▸ **YOUR INSTRUCTIONS**: Return every line below as is, leaving out the pictures.

────────────────

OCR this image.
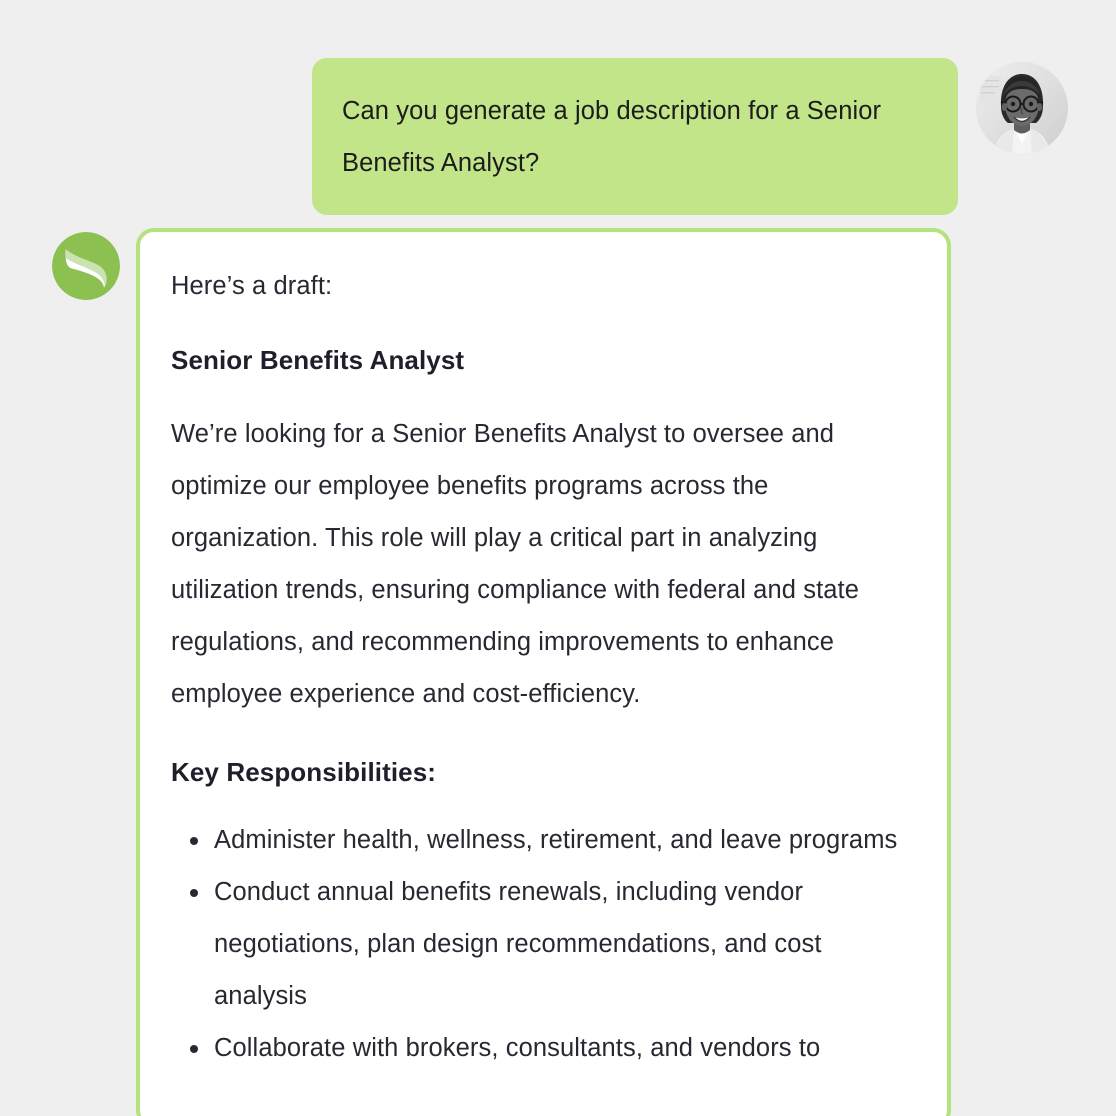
Can you generate a job description for a Senior Benefits Analyst?

Here’s a draft:

Senior Benefits Analyst

We’re looking for a Senior Benefits Analyst to oversee and optimize our employee benefits programs across the organization. This role will play a critical part in analyzing utilization trends, ensuring compliance with federal and state regulations, and recommending improvements to enhance employee experience and cost-efficiency.

Key Responsibilities:

Administer health, wellness, retirement, and leave programs
Conduct annual benefits renewals, including vendor negotiations, plan design recommendations, and cost analysis
Collaborate with brokers, consultants, and vendors to
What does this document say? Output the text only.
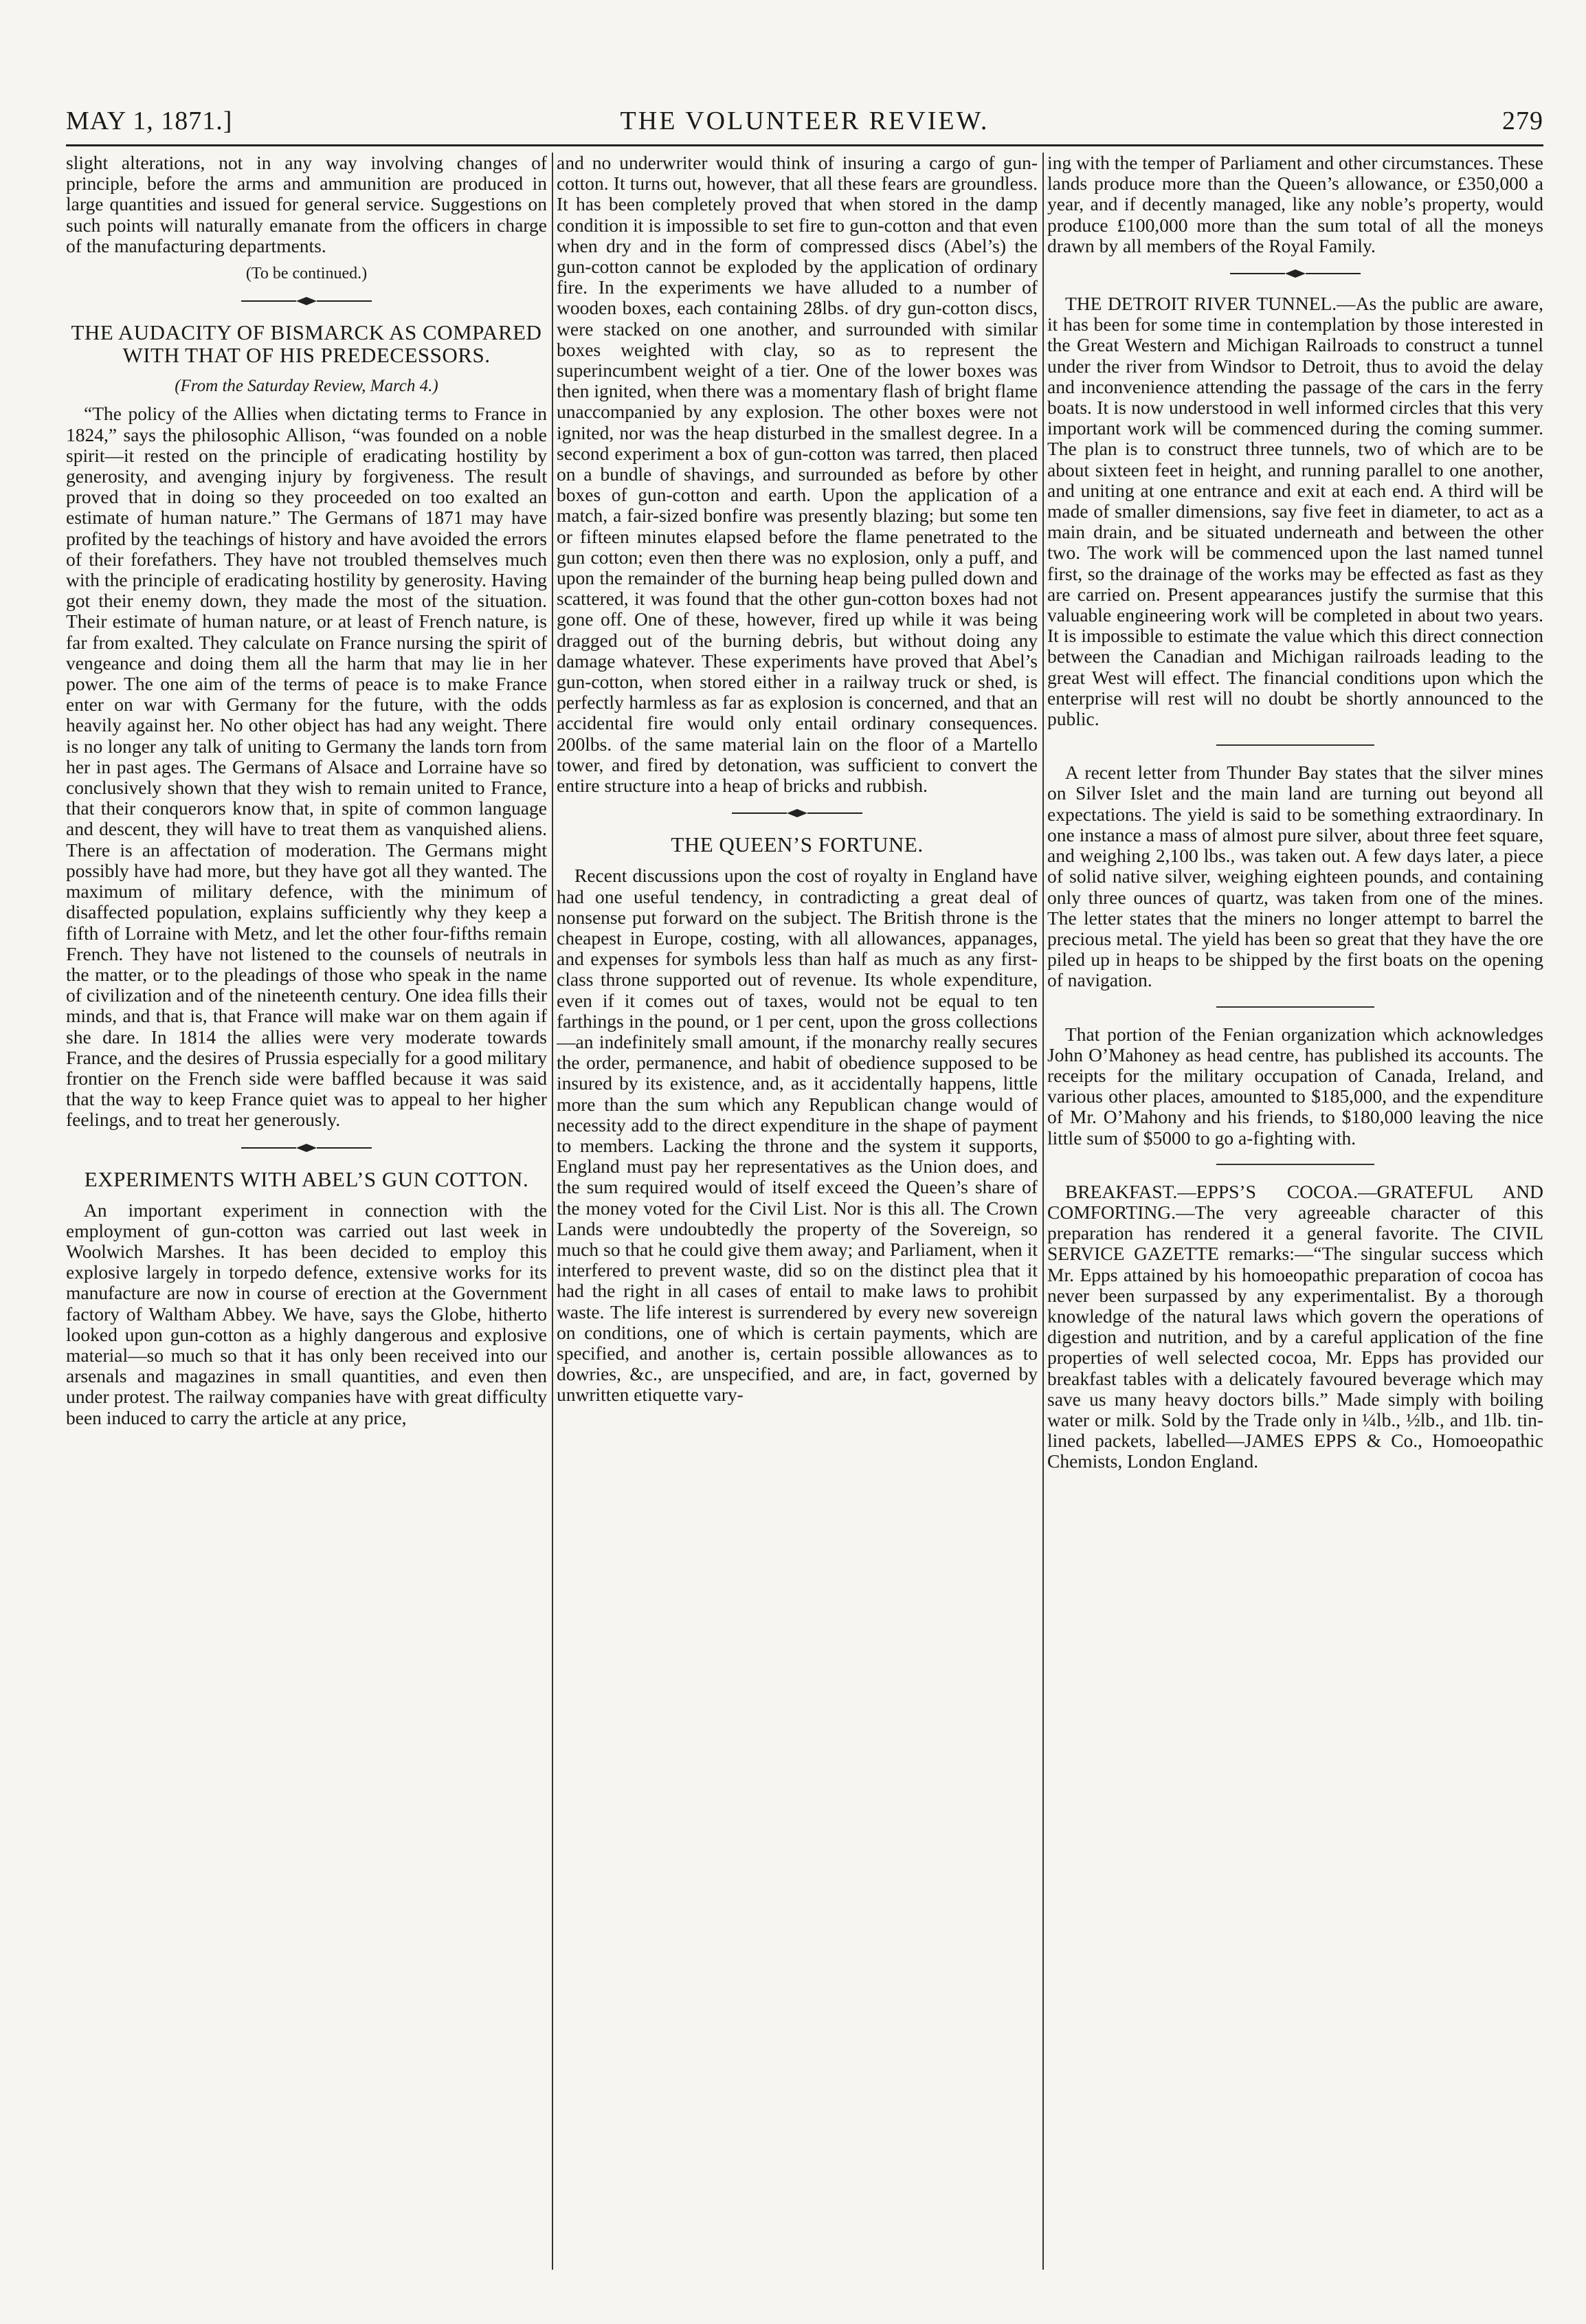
MAY 1, 1871.]	THE VOLUNTEER REVIEW.	279

slight alterations, not in any way involving changes of principle, before the arms and ammunition are produced in large quantities and issued for general service. Suggestions on such points will naturally emanate from the officers in charge of the manufacturing departments.

(To be continued.)

THE AUDACITY OF BISMARCK AS COMPARED WITH THAT OF HIS PREDECESSORS.

(From the Saturday Review, March 4.)

“The policy of the Allies when dictating terms to France in 1824,” says the philosophic Allison, “was founded on a noble spirit—it rested on the principle of eradicating hostility by generosity, and avenging injury by forgiveness. The result proved that in doing so they proceeded on too exalted an estimate of human nature.” The Germans of 1871 may have profited by the teachings of history and have avoided the errors of their forefathers. They have not troubled themselves much with the principle of eradicating hostility by generosity. Having got their enemy down, they made the most of the situation. Their estimate of human nature, or at least of French nature, is far from exalted. They calculate on France nursing the spirit of vengeance and doing them all the harm that may lie in her power. The one aim of the terms of peace is to make France enter on war with Germany for the future, with the odds heavily against her. No other object has had any weight. There is no longer any talk of uniting to Germany the lands torn from her in past ages. The Germans of Alsace and Lorraine have so conclusively shown that they wish to remain united to France, that their conquerors know that, in spite of common language and descent, they will have to treat them as vanquished aliens. There is an affectation of moderation. The Germans might possibly have had more, but they have got all they wanted. The maximum of military defence, with the minimum of disaffected population, explains sufficiently why they keep a fifth of Lorraine with Metz, and let the other four-fifths remain French. They have not listened to the counsels of neutrals in the matter, or to the pleadings of those who speak in the name of civilization and of the nineteenth century. One idea fills their minds, and that is, that France will make war on them again if she dare. In 1814 the allies were very moderate towards France, and the desires of Prussia especially for a good military frontier on the French side were baffled because it was said that the way to keep France quiet was to appeal to her higher feelings, and to treat her generously.

EXPERIMENTS WITH ABEL’S GUN COTTON.

An important experiment in connection with the employment of gun-cotton was carried out last week in Woolwich Marshes. It has been decided to employ this explosive largely in torpedo defence, extensive works for its manufacture are now in course of erection at the Government factory of Waltham Abbey. We have, says the Globe, hitherto looked upon gun-cotton as a highly dangerous and explosive material—so much so that it has only been received into our arsenals and magazines in small quantities, and even then under protest. The railway companies have with great difficulty been induced to carry the article at any price,

and no underwriter would think of insuring a cargo of gun-cotton. It turns out, however, that all these fears are groundless. It has been completely proved that when stored in the damp condition it is impossible to set fire to gun-cotton and that even when dry and in the form of compressed discs (Abel’s) the gun-cotton cannot be exploded by the application of ordinary fire. In the experiments we have alluded to a number of wooden boxes, each containing 28lbs. of dry gun-cotton discs, were stacked on one another, and surrounded with similar boxes weighted with clay, so as to represent the superincumbent weight of a tier. One of the lower boxes was then ignited, when there was a momentary flash of bright flame unaccompanied by any explosion. The other boxes were not ignited, nor was the heap disturbed in the smallest degree. In a second experiment a box of gun-cotton was tarred, then placed on a bundle of shavings, and surrounded as before by other boxes of gun-cotton and earth. Upon the application of a match, a fair-sized bonfire was presently blazing; but some ten or fifteen minutes elapsed before the flame penetrated to the gun cotton; even then there was no explosion, only a puff, and upon the remainder of the burning heap being pulled down and scattered, it was found that the other gun-cotton boxes had not gone off. One of these, however, fired up while it was being dragged out of the burning debris, but without doing any damage whatever. These experiments have proved that Abel’s gun-cotton, when stored either in a railway truck or shed, is perfectly harmless as far as explosion is concerned, and that an accidental fire would only entail ordinary consequences. 200lbs. of the same material lain on the floor of a Martello tower, and fired by detonation, was sufficient to convert the entire structure into a heap of bricks and rubbish.

THE QUEEN’S FORTUNE.

Recent discussions upon the cost of royalty in England have had one useful tendency, in contradicting a great deal of nonsense put forward on the subject. The British throne is the cheapest in Europe, costing, with all allowances, appanages, and expenses for symbols less than half as much as any first-class throne supported out of revenue. Its whole expenditure, even if it comes out of taxes, would not be equal to ten farthings in the pound, or 1 per cent, upon the gross collections—an indefinitely small amount, if the monarchy really secures the order, permanence, and habit of obedience supposed to be insured by its existence, and, as it accidentally happens, little more than the sum which any Republican change would of necessity add to the direct expenditure in the shape of payment to members. Lacking the throne and the system it supports, England must pay her representatives as the Union does, and the sum required would of itself exceed the Queen’s share of the money voted for the Civil List. Nor is this all. The Crown Lands were undoubtedly the property of the Sovereign, so much so that he could give them away; and Parliament, when it interfered to prevent waste, did so on the distinct plea that it had the right in all cases of entail to make laws to prohibit waste. The life interest is surrendered by every new sovereign on conditions, one of which is certain payments, which are specified, and another is, certain possible allowances as to dowries, &c., are unspecified, and are, in fact, governed by unwritten etiquette vary-

ing with the temper of Parliament and other circumstances. These lands produce more than the Queen’s allowance, or £350,000 a year, and if decently managed, like any noble’s property, would produce £100,000 more than the sum total of all the moneys drawn by all members of the Royal Family.

THE DETROIT RIVER TUNNEL.—As the public are aware, it has been for some time in contemplation by those interested in the Great Western and Michigan Railroads to construct a tunnel under the river from Windsor to Detroit, thus to avoid the delay and inconvenience attending the passage of the cars in the ferry boats. It is now understood in well informed circles that this very important work will be commenced during the coming summer. The plan is to construct three tunnels, two of which are to be about sixteen feet in height, and running parallel to one another, and uniting at one entrance and exit at each end. A third will be made of smaller dimensions, say five feet in diameter, to act as a main drain, and be situated underneath and between the other two. The work will be commenced upon the last named tunnel first, so the drainage of the works may be effected as fast as they are carried on. Present appearances justify the surmise that this valuable engineering work will be completed in about two years. It is impossible to estimate the value which this direct connection between the Canadian and Michigan railroads leading to the great West will effect. The financial conditions upon which the enterprise will rest will no doubt be shortly announced to the public.

A recent letter from Thunder Bay states that the silver mines on Silver Islet and the main land are turning out beyond all expectations. The yield is said to be something extraordinary. In one instance a mass of almost pure silver, about three feet square, and weighing 2,100 lbs., was taken out. A few days later, a piece of solid native silver, weighing eighteen pounds, and containing only three ounces of quartz, was taken from one of the mines. The letter states that the miners no longer attempt to barrel the precious metal. The yield has been so great that they have the ore piled up in heaps to be shipped by the first boats on the opening of navigation.

That portion of the Fenian organization which acknowledges John O’Mahoney as head centre, has published its accounts. The receipts for the military occupation of Canada, Ireland, and various other places, amounted to $185,000, and the expenditure of Mr. O’Mahony and his friends, to $180,000 leaving the nice little sum of $5000 to go a-fighting with.

BREAKFAST.—EPPS’S COCOA.—GRATEFUL AND COMFORTING.—The very agreeable character of this preparation has rendered it a general favorite. The CIVIL SERVICE GAZETTE remarks:—“The singular success which Mr. Epps attained by his homoeopathic preparation of cocoa has never been surpassed by any experimentalist. By a thorough knowledge of the natural laws which govern the operations of digestion and nutrition, and by a careful application of the fine properties of well selected cocoa, Mr. Epps has provided our breakfast tables with a delicately favoured beverage which may save us many heavy doctors bills.” Made simply with boiling water or milk. Sold by the Trade only in ¼lb., ½lb., and 1lb. tin-lined packets, labelled—JAMES EPPS & Co., Homoeopathic Chemists, London England.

────────────────

▸ **TASK SOLUTION**:
OCR this image.
Can you generate a job description for a Senior Benefits Analyst?

Here’s a draft:

Senior Benefits Analyst

We’re looking for a Senior Benefits Analyst to oversee and optimize our employee benefits programs across the organization. This role will play a critical part in analyzing utilization trends, ensuring compliance with federal and state regulations, and recommending improvements to enhance employee experience and cost-efficiency.

Key Responsibilities:

Administer health, wellness, retirement, and leave programs
Conduct annual benefits renewals, including vendor negotiations, plan design recommendations, and cost analysis
Collaborate with brokers, consultants, and vendors to
What does this document say? Output the text only.
MAY 1, 1871.]	THE VOLUNTEER REVIEW.	279

slight alterations, not in any way involving changes of principle, before the arms and ammunition are produced in large quantities and issued for general service. Suggestions on such points will naturally emanate from the officers in charge of the manufacturing departments.

(To be continued.)

THE AUDACITY OF BISMARCK AS COMPARED WITH THAT OF HIS PREDECESSORS.

(From the Saturday Review, March 4.)

“The policy of the Allies when dictating terms to France in 1824,” says the philosophic Allison, “was founded on a noble spirit—it rested on the principle of eradicating hostility by generosity, and avenging injury by forgiveness. The result proved that in doing so they proceeded on too exalted an estimate of human nature.” The Germans of 1871 may have profited by the teachings of history and have avoided the errors of their forefathers. They have not troubled themselves much with the principle of eradicating hostility by generosity. Having got their enemy down, they made the most of the situation. Their estimate of human nature, or at least of French nature, is far from exalted. They calculate on France nursing the spirit of vengeance and doing them all the harm that may lie in her power. The one aim of the terms of peace is to make France enter on war with Germany for the future, with the odds heavily against her. No other object has had any weight. There is no longer any talk of uniting to Germany the lands torn from her in past ages. The Germans of Alsace and Lorraine have so conclusively shown that they wish to remain united to France, that their conquerors know that, in spite of common language and descent, they will have to treat them as vanquished aliens. There is an affectation of moderation. The Germans might possibly have had more, but they have got all they wanted. The maximum of military defence, with the minimum of disaffected population, explains sufficiently why they keep a fifth of Lorraine with Metz, and let the other four-fifths remain French. They have not listened to the counsels of neutrals in the matter, or to the pleadings of those who speak in the name of civilization and of the nineteenth century. One idea fills their minds, and that is, that France will make war on them again if she dare. In 1814 the allies were very moderate towards France, and the desires of Prussia especially for a good military frontier on the French side were baffled because it was said that the way to keep France quiet was to appeal to her higher feelings, and to treat her generously.

EXPERIMENTS WITH ABEL’S GUN COTTON.

An important experiment in connection with the employment of gun-cotton was carried out last week in Woolwich Marshes. It has been decided to employ this explosive largely in torpedo defence, extensive works for its manufacture are now in course of erection at the Government factory of Waltham Abbey. We have, says the Globe, hitherto looked upon gun-cotton as a highly dangerous and explosive material—so much so that it has only been received into our arsenals and magazines in small quantities, and even then under protest. The railway companies have with great difficulty been induced to carry the article at any price,

and no underwriter would think of insuring a cargo of gun-cotton. It turns out, however, that all these fears are groundless. It has been completely proved that when stored in the damp condition it is impossible to set fire to gun-cotton and that even when dry and in the form of compressed discs (Abel’s) the gun-cotton cannot be exploded by the application of ordinary fire. In the experiments we have alluded to a number of wooden boxes, each containing 28lbs. of dry gun-cotton discs, were stacked on one another, and surrounded with similar boxes weighted with clay, so as to represent the superincumbent weight of a tier. One of the lower boxes was then ignited, when there was a momentary flash of bright flame unaccompanied by any explosion. The other boxes were not ignited, nor was the heap disturbed in the smallest degree. In a second experiment a box of gun-cotton was tarred, then placed on a bundle of shavings, and surrounded as before by other boxes of gun-cotton and earth. Upon the application of a match, a fair-sized bonfire was presently blazing; but some ten or fifteen minutes elapsed before the flame penetrated to the gun cotton; even then there was no explosion, only a puff, and upon the remainder of the burning heap being pulled down and scattered, it was found that the other gun-cotton boxes had not gone off. One of these, however, fired up while it was being dragged out of the burning debris, but without doing any damage whatever. These experiments have proved that Abel’s gun-cotton, when stored either in a railway truck or shed, is perfectly harmless as far as explosion is concerned, and that an accidental fire would only entail ordinary consequences. 200lbs. of the same material lain on the floor of a Martello tower, and fired by detonation, was sufficient to convert the entire structure into a heap of bricks and rubbish.

THE QUEEN’S FORTUNE.

Recent discussions upon the cost of royalty in England have had one useful tendency, in contradicting a great deal of nonsense put forward on the subject. The British throne is the cheapest in Europe, costing, with all allowances, appanages, and expenses for symbols less than half as much as any first-class throne supported out of revenue. Its whole expenditure, even if it comes out of taxes, would not be equal to ten farthings in the pound, or 1 per cent, upon the gross collections—an indefinitely small amount, if the monarchy really secures the order, permanence, and habit of obedience supposed to be insured by its existence, and, as it accidentally happens, little more than the sum which any Republican change would of necessity add to the direct expenditure in the shape of payment to members. Lacking the throne and the system it supports, England must pay her representatives as the Union does, and the sum required would of itself exceed the Queen’s share of the money voted for the Civil List. Nor is this all. The Crown Lands were undoubtedly the property of the Sovereign, so much so that he could give them away; and Parliament, when it interfered to prevent waste, did so on the distinct plea that it had the right in all cases of entail to make laws to prohibit waste. The life interest is surrendered by every new sovereign on conditions, one of which is certain payments, which are specified, and another is, certain possible allowances as to dowries, &c., are unspecified, and are, in fact, governed by unwritten etiquette vary-

ing with the temper of Parliament and other circumstances. These lands produce more than the Queen’s allowance, or £350,000 a year, and if decently managed, like any noble’s property, would produce £100,000 more than the sum total of all the moneys drawn by all members of the Royal Family.

THE DETROIT RIVER TUNNEL.—As the public are aware, it has been for some time in contemplation by those interested in the Great Western and Michigan Railroads to construct a tunnel under the river from Windsor to Detroit, thus to avoid the delay and inconvenience attending the passage of the cars in the ferry boats. It is now understood in well informed circles that this very important work will be commenced during the coming summer. The plan is to construct three tunnels, two of which are to be about sixteen feet in height, and running parallel to one another, and uniting at one entrance and exit at each end. A third will be made of smaller dimensions, say five feet in diameter, to act as a main drain, and be situated underneath and between the other two. The work will be commenced upon the last named tunnel first, so the drainage of the works may be effected as fast as they are carried on. Present appearances justify the surmise that this valuable engineering work will be completed in about two years. It is impossible to estimate the value which this direct connection between the Canadian and Michigan railroads leading to the great West will effect. The financial conditions upon which the enterprise will rest will no doubt be shortly announced to the public.

A recent letter from Thunder Bay states that the silver mines on Silver Islet and the main land are turning out beyond all expectations. The yield is said to be something extraordinary. In one instance a mass of almost pure silver, about three feet square, and weighing 2,100 lbs., was taken out. A few days later, a piece of solid native silver, weighing eighteen pounds, and containing only three ounces of quartz, was taken from one of the mines. The letter states that the miners no longer attempt to barrel the precious metal. The yield has been so great that they have the ore piled up in heaps to be shipped by the first boats on the opening of navigation.

That portion of the Fenian organization which acknowledges John O’Mahoney as head centre, has published its accounts. The receipts for the military occupation of Canada, Ireland, and various other places, amounted to $185,000, and the expenditure of Mr. O’Mahony and his friends, to $180,000 leaving the nice little sum of $5000 to go a-fighting with.

BREAKFAST.—EPPS’S COCOA.—GRATEFUL AND COMFORTING.—The very agreeable character of this preparation has rendered it a general favorite. The CIVIL SERVICE GAZETTE remarks:—“The singular success which Mr. Epps attained by his homoeopathic preparation of cocoa has never been surpassed by any experimentalist. By a thorough knowledge of the natural laws which govern the operations of digestion and nutrition, and by a careful application of the fine properties of well selected cocoa, Mr. Epps has provided our breakfast tables with a delicately favoured beverage which may save us many heavy doctors bills.” Made simply with boiling water or milk. Sold by the Trade only in ¼lb., ½lb., and 1lb. tin-lined packets, labelled—JAMES EPPS & Co., Homoeopathic Chemists, London England.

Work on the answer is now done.